State only how many lines below include the string "name".
***** Records shown *****
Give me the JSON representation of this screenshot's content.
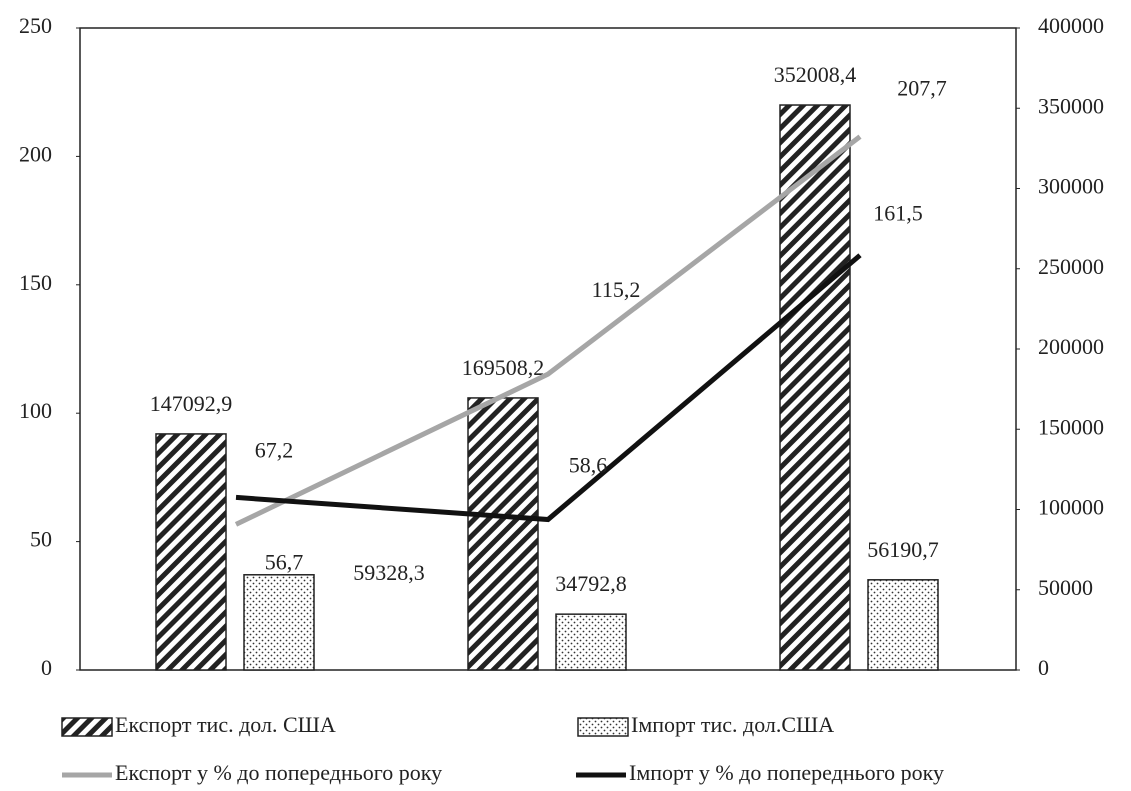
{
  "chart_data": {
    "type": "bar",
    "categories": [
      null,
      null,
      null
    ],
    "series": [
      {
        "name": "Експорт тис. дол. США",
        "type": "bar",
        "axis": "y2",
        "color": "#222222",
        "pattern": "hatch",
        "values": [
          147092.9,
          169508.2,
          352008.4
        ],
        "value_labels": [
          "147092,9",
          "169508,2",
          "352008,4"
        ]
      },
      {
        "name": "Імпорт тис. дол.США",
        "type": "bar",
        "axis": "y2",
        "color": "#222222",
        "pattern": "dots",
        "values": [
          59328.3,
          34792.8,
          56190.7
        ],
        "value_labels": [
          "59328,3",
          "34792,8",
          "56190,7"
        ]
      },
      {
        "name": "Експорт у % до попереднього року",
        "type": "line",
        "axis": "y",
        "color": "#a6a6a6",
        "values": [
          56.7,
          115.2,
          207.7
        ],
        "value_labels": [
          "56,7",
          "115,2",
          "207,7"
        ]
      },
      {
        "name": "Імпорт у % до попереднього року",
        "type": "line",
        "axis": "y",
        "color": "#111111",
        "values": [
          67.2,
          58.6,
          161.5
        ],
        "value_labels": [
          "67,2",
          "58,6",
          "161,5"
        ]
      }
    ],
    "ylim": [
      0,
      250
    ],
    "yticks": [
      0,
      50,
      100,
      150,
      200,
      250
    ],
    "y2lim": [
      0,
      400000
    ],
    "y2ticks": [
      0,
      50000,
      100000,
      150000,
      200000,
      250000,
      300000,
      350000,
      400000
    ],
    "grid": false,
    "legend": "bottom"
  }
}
*****
***** Records shown *****
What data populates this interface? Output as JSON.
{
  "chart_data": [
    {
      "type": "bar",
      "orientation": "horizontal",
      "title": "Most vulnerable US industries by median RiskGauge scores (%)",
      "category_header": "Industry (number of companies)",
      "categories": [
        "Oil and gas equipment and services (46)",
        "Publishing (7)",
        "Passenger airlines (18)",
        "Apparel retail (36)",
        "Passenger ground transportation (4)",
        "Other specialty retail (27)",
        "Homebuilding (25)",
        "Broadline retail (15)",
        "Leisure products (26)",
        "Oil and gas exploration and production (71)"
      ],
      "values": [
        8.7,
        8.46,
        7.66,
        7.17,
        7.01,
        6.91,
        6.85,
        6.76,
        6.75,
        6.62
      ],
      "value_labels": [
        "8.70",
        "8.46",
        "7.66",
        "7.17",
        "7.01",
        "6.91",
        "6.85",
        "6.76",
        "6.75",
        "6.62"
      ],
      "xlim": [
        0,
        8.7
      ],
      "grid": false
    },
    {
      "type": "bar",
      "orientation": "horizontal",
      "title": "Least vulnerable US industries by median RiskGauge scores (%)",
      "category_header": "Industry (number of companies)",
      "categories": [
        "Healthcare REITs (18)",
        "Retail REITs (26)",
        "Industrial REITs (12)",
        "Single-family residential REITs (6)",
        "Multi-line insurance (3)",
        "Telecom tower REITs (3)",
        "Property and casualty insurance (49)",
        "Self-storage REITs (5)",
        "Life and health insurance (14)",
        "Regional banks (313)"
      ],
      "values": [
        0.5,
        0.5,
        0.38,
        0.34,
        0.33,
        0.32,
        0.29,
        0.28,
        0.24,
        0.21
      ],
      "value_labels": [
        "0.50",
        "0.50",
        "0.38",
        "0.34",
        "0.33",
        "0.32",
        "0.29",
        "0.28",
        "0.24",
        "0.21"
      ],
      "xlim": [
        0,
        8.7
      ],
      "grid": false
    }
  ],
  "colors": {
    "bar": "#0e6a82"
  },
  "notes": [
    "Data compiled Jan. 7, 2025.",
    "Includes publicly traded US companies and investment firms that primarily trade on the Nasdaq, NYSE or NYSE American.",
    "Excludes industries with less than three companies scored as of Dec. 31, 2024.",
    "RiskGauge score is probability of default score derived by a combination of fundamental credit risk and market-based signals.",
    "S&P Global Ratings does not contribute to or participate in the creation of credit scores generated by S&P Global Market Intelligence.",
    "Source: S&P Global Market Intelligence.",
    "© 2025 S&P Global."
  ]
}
*****
***** Records shown *****
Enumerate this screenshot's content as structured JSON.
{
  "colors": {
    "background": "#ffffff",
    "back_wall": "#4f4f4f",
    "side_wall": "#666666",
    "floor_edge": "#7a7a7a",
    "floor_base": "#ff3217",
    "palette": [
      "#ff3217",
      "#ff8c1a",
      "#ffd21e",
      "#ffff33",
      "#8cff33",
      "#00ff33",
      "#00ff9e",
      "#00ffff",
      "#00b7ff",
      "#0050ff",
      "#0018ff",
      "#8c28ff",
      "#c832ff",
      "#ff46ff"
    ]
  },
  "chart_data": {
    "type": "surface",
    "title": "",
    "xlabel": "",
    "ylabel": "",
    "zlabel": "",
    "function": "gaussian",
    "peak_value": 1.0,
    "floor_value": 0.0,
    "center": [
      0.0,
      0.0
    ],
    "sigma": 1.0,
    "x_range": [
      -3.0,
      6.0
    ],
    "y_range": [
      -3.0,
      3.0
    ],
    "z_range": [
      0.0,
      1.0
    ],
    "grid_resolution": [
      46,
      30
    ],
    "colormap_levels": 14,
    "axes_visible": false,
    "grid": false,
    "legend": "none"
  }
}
*****
▶ Expected answer:
4